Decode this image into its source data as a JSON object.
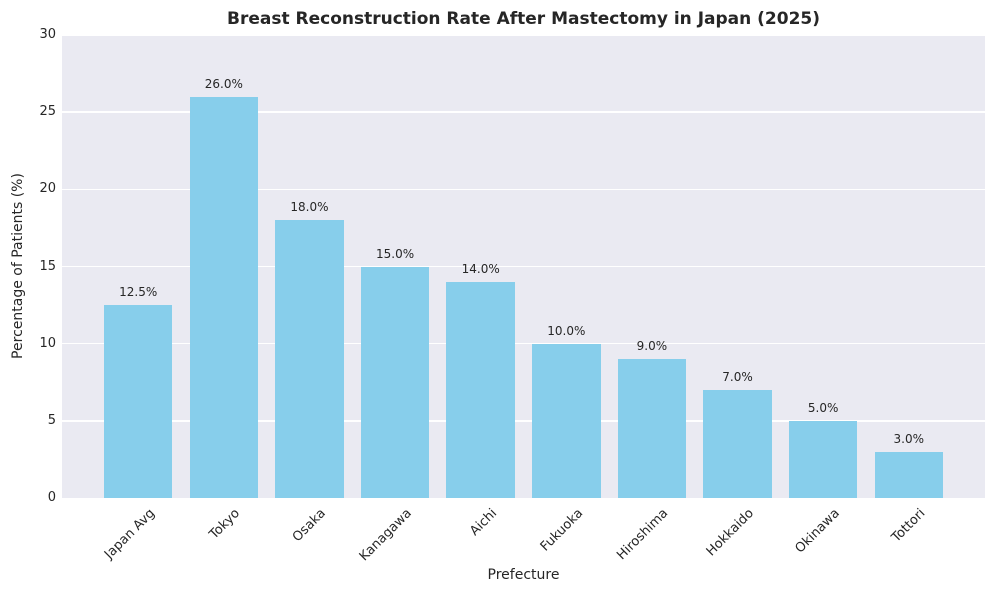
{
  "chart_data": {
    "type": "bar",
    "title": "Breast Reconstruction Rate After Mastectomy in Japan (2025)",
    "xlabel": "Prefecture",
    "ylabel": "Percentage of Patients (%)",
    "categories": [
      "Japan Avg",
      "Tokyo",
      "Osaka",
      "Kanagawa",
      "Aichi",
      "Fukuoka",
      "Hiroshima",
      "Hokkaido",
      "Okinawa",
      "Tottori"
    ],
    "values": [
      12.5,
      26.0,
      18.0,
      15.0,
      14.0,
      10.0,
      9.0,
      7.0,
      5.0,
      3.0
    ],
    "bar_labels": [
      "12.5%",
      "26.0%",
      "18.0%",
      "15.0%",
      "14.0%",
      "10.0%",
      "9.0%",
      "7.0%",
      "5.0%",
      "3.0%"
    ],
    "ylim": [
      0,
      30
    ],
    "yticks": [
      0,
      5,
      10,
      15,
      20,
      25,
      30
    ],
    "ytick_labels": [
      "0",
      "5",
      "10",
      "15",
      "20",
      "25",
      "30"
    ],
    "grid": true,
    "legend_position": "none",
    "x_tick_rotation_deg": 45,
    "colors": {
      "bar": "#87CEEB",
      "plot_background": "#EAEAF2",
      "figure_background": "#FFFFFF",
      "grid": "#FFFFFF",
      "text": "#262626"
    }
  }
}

========================================================================

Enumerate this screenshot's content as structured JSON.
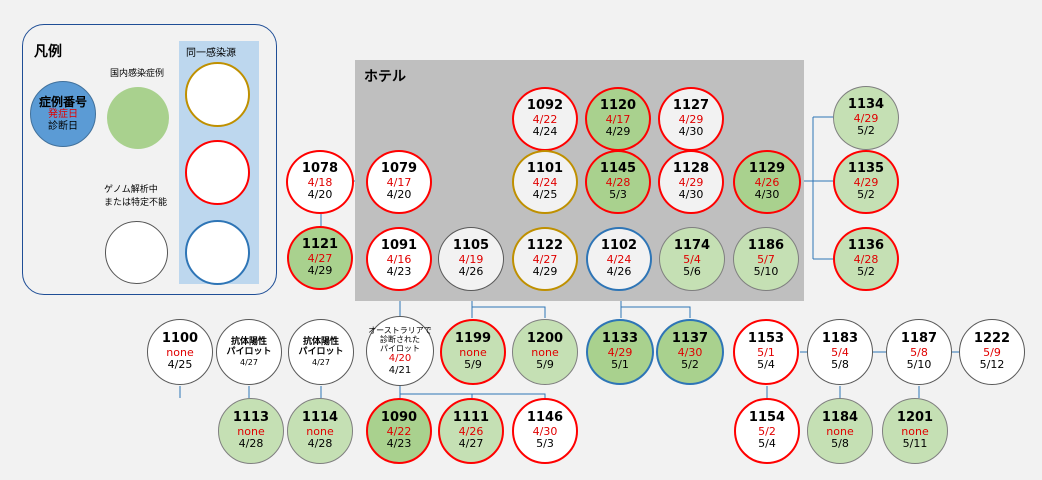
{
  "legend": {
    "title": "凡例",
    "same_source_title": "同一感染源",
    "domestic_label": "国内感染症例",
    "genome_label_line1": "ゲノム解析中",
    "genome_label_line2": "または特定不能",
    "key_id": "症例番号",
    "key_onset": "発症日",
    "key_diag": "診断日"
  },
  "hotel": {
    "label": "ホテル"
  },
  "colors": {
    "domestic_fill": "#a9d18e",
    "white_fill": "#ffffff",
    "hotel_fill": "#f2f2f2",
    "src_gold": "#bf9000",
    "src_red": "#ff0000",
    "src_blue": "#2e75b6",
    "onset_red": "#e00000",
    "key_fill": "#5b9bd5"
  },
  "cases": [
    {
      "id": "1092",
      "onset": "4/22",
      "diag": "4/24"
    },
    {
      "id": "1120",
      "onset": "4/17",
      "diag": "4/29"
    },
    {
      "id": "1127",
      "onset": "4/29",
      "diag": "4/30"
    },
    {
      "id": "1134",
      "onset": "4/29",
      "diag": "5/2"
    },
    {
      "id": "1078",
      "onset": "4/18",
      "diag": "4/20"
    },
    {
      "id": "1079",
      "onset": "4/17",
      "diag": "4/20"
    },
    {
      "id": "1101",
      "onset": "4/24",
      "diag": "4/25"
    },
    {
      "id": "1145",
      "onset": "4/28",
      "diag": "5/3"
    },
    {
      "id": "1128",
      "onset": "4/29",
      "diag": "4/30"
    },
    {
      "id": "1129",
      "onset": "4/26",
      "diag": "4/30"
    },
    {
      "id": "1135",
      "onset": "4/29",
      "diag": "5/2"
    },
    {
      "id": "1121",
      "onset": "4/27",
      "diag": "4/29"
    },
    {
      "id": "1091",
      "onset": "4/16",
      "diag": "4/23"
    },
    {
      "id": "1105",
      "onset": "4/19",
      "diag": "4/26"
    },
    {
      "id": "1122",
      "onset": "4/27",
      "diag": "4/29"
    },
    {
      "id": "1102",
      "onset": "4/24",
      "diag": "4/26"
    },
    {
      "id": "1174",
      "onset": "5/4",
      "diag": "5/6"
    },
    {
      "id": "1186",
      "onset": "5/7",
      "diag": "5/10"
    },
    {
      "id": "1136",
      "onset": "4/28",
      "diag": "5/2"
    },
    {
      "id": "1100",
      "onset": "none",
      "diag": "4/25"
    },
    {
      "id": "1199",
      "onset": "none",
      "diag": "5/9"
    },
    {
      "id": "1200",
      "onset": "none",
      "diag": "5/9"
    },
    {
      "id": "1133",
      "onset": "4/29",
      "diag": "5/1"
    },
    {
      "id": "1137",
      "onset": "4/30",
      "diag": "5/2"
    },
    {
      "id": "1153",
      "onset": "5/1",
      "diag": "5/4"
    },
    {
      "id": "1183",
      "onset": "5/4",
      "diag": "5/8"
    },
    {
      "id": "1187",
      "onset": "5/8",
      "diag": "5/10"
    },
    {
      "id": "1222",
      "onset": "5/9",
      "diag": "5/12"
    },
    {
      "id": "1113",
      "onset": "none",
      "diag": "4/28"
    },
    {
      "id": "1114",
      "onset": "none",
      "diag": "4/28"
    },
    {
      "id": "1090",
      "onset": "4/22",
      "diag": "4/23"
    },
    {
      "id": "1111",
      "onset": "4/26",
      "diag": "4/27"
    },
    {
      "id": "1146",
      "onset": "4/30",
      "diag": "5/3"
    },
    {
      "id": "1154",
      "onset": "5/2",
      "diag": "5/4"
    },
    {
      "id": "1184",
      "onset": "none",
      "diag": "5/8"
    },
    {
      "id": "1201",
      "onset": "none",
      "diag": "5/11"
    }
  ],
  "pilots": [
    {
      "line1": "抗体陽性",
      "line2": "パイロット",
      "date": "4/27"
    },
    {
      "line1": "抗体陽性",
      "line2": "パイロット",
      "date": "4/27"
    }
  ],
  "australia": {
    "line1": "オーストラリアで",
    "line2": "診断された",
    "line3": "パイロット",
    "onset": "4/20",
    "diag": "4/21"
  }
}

========================================================================

Nothing but a number, please, for how many lines of the data hold "JSON".

2